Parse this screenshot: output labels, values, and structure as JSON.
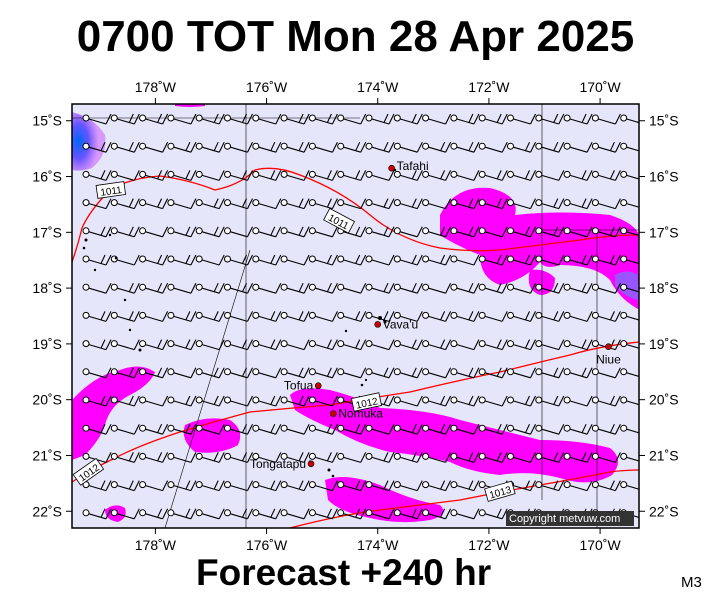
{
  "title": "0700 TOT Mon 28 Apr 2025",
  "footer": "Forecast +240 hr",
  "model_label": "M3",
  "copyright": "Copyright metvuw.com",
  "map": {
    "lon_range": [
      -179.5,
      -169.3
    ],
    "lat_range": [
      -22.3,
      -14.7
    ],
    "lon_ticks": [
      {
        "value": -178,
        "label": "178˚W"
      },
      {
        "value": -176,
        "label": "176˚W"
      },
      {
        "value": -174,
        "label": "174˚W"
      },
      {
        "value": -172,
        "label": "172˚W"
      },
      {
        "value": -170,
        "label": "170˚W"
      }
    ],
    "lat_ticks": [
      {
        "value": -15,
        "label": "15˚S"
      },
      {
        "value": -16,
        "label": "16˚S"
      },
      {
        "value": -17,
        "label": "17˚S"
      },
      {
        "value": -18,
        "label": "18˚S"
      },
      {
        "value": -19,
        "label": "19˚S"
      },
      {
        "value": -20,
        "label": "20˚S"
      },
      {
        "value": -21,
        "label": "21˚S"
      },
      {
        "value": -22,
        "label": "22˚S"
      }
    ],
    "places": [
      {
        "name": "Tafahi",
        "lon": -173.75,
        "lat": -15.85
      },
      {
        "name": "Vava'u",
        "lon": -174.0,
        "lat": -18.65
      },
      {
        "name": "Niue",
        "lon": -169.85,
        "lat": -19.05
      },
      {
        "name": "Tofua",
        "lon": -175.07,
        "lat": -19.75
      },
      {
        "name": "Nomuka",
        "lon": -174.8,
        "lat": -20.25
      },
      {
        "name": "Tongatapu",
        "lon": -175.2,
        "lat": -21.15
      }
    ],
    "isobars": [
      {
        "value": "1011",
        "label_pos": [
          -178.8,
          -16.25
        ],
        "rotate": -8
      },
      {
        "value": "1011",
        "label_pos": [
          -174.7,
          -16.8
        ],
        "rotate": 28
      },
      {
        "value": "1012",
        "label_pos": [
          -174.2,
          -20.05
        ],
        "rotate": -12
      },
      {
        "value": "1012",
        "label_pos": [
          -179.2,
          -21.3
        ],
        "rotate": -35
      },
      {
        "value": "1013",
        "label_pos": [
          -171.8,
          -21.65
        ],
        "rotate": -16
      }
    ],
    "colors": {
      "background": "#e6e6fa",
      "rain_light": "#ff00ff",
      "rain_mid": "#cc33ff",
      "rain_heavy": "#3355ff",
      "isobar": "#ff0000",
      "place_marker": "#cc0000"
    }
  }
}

· · · ·

**Aim of the task**
Repeat all the data as it stands, dropping any images it holds.

**Written solution**
Parse this screenshot: output labels, values, and structure as JSON.
{
  "title": "0700 TOT Mon 28 Apr 2025",
  "footer": "Forecast +240 hr",
  "model_label": "M3",
  "copyright": "Copyright metvuw.com",
  "map": {
    "lon_range": [
      -179.5,
      -169.3
    ],
    "lat_range": [
      -22.3,
      -14.7
    ],
    "lon_ticks": [
      {
        "value": -178,
        "label": "178˚W"
      },
      {
        "value": -176,
        "label": "176˚W"
      },
      {
        "value": -174,
        "label": "174˚W"
      },
      {
        "value": -172,
        "label": "172˚W"
      },
      {
        "value": -170,
        "label": "170˚W"
      }
    ],
    "lat_ticks": [
      {
        "value": -15,
        "label": "15˚S"
      },
      {
        "value": -16,
        "label": "16˚S"
      },
      {
        "value": -17,
        "label": "17˚S"
      },
      {
        "value": -18,
        "label": "18˚S"
      },
      {
        "value": -19,
        "label": "19˚S"
      },
      {
        "value": -20,
        "label": "20˚S"
      },
      {
        "value": -21,
        "label": "21˚S"
      },
      {
        "value": -22,
        "label": "22˚S"
      }
    ],
    "places": [
      {
        "name": "Tafahi",
        "lon": -173.75,
        "lat": -15.85
      },
      {
        "name": "Vava'u",
        "lon": -174.0,
        "lat": -18.65
      },
      {
        "name": "Niue",
        "lon": -169.85,
        "lat": -19.05
      },
      {
        "name": "Tofua",
        "lon": -175.07,
        "lat": -19.75
      },
      {
        "name": "Nomuka",
        "lon": -174.8,
        "lat": -20.25
      },
      {
        "name": "Tongatapu",
        "lon": -175.2,
        "lat": -21.15
      }
    ],
    "isobars": [
      {
        "value": "1011",
        "label_pos": [
          -178.8,
          -16.25
        ],
        "rotate": -8
      },
      {
        "value": "1011",
        "label_pos": [
          -174.7,
          -16.8
        ],
        "rotate": 28
      },
      {
        "value": "1012",
        "label_pos": [
          -174.2,
          -20.05
        ],
        "rotate": -12
      },
      {
        "value": "1012",
        "label_pos": [
          -179.2,
          -21.3
        ],
        "rotate": -35
      },
      {
        "value": "1013",
        "label_pos": [
          -171.8,
          -21.65
        ],
        "rotate": -16
      }
    ],
    "colors": {
      "background": "#e6e6fa",
      "rain_light": "#ff00ff",
      "rain_mid": "#cc33ff",
      "rain_heavy": "#3355ff",
      "isobar": "#ff0000",
      "place_marker": "#cc0000"
    }
  }
}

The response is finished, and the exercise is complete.